**MATERIALS PROVIDED**
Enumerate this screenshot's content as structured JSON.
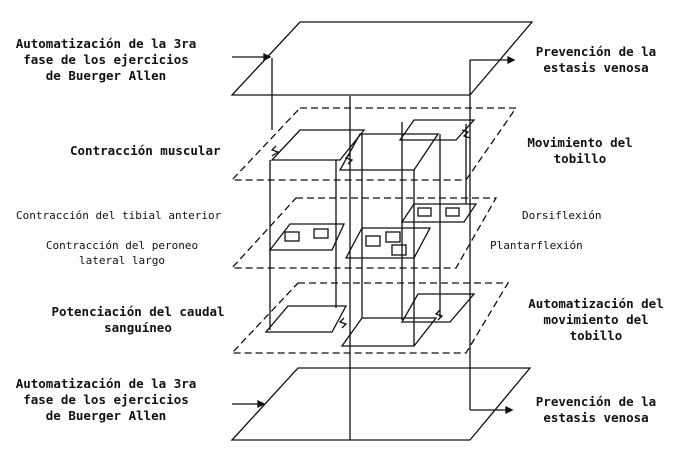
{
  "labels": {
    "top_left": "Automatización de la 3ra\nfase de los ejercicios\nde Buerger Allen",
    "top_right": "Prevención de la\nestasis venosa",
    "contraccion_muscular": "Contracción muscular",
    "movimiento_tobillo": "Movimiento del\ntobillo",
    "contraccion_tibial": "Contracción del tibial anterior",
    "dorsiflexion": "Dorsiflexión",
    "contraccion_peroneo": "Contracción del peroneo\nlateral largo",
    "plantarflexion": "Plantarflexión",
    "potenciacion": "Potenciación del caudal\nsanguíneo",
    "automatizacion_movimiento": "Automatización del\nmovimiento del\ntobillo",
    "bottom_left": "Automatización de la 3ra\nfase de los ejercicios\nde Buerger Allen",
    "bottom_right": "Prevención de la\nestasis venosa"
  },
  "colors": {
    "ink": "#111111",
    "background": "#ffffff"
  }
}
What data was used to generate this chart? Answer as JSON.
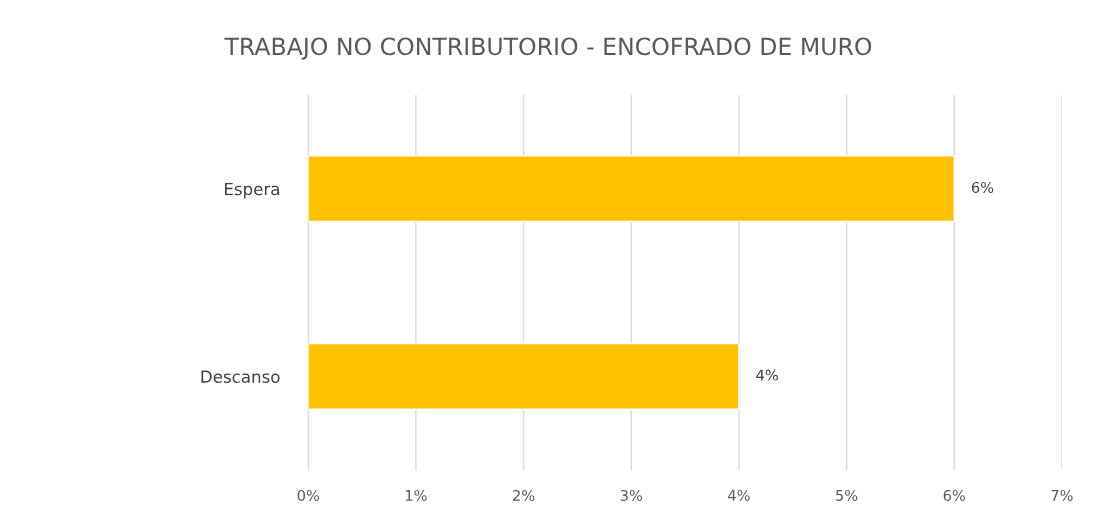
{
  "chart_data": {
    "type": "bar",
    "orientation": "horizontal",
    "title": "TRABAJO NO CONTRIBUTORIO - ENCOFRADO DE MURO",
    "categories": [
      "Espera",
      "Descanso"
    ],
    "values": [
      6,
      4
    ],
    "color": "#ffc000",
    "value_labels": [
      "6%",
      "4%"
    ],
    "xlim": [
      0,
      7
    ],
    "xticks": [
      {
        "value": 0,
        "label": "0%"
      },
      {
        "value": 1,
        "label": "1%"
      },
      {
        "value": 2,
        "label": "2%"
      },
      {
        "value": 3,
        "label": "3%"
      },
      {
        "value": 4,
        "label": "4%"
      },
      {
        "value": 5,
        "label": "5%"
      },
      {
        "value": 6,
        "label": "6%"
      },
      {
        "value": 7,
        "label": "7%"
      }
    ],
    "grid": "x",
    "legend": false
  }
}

--

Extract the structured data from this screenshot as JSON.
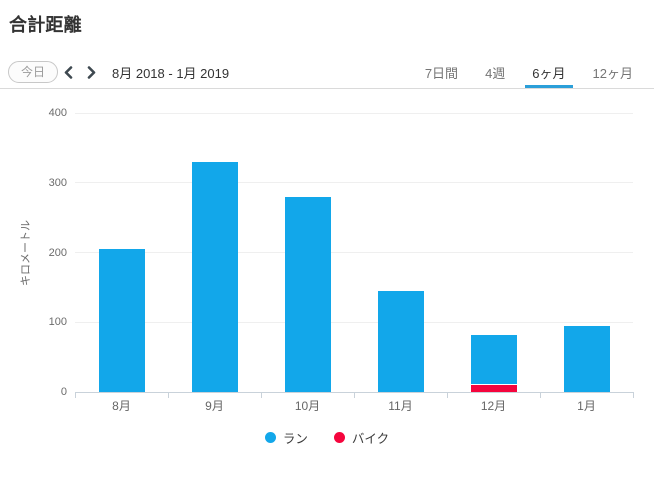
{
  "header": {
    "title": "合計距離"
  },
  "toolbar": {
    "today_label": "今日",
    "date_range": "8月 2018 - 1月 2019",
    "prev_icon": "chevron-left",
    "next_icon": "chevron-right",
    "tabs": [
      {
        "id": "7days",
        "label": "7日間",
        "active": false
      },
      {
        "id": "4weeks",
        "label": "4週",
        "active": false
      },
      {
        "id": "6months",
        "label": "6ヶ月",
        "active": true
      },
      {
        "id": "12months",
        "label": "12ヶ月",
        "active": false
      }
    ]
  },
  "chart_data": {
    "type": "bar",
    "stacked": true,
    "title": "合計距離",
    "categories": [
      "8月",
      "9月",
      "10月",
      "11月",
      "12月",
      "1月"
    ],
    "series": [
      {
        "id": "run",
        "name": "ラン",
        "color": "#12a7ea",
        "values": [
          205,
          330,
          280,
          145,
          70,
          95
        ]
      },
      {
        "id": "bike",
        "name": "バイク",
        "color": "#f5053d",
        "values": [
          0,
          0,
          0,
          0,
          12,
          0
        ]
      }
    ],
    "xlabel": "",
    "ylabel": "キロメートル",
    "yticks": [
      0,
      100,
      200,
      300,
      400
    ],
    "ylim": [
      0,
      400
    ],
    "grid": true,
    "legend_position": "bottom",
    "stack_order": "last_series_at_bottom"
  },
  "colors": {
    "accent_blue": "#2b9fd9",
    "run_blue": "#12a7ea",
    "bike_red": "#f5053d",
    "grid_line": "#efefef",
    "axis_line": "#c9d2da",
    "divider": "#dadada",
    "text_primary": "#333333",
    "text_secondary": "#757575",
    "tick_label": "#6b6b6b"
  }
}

==

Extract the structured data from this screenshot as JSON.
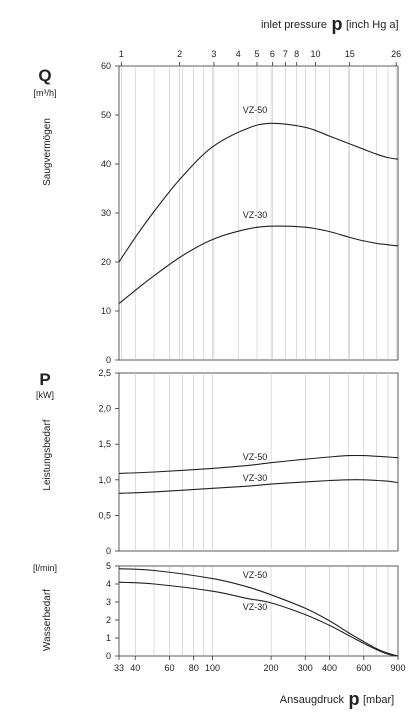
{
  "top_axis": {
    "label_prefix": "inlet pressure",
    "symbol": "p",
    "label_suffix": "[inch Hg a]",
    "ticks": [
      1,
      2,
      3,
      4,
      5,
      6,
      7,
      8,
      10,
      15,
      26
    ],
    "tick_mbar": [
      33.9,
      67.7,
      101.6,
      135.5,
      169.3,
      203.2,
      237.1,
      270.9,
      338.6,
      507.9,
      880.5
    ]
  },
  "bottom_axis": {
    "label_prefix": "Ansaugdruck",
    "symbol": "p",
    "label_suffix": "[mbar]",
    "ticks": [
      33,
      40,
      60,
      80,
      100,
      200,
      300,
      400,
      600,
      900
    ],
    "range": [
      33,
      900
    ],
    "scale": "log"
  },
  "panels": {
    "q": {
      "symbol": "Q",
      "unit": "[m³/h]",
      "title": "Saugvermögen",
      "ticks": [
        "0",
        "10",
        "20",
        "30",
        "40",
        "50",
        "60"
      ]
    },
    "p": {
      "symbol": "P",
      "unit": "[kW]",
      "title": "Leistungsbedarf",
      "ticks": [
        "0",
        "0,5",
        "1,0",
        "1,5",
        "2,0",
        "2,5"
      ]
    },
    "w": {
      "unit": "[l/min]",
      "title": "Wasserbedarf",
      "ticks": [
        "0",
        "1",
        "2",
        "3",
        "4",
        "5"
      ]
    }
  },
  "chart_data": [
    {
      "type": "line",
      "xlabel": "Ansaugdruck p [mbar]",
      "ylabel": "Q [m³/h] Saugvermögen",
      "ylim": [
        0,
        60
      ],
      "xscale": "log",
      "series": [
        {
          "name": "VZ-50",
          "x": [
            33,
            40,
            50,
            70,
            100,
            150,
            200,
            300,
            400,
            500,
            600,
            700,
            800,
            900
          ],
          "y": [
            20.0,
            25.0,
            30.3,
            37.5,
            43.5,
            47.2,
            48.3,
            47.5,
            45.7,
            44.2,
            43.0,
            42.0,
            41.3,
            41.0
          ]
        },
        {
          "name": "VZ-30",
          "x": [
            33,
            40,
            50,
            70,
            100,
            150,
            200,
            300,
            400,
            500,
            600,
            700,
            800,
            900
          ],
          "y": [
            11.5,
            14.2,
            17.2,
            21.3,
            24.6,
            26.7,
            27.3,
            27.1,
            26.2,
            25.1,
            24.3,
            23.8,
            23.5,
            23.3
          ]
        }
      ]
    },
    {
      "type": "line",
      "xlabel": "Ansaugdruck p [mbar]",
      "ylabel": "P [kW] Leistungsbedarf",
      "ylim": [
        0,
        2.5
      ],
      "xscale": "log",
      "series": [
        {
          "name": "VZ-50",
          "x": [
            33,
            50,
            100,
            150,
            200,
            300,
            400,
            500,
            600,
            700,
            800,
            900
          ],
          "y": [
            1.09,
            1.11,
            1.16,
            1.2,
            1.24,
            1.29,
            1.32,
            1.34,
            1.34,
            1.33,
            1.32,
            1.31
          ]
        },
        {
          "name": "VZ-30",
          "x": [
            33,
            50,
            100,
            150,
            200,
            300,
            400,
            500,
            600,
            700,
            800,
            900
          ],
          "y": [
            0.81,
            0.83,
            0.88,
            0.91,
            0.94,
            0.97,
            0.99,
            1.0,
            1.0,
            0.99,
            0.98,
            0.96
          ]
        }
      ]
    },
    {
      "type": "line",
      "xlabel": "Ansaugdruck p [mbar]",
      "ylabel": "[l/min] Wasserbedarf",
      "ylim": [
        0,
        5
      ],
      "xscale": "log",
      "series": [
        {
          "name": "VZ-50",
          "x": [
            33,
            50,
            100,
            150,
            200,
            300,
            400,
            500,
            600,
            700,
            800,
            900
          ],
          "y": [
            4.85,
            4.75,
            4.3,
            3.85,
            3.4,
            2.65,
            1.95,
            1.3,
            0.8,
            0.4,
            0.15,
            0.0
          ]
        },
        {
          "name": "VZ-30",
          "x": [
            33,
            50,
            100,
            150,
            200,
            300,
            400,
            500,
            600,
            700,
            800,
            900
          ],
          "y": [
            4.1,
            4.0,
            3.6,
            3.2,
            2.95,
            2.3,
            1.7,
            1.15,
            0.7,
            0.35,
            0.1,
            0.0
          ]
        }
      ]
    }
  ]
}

**WRITTEN TASK**
Copy out each line of the entries that holds "Saugvermögen".

**COMPLETE RESPONSE**
      "title": "Saugvermögen",
      "ylabel": "Q [m³/h] Saugvermögen",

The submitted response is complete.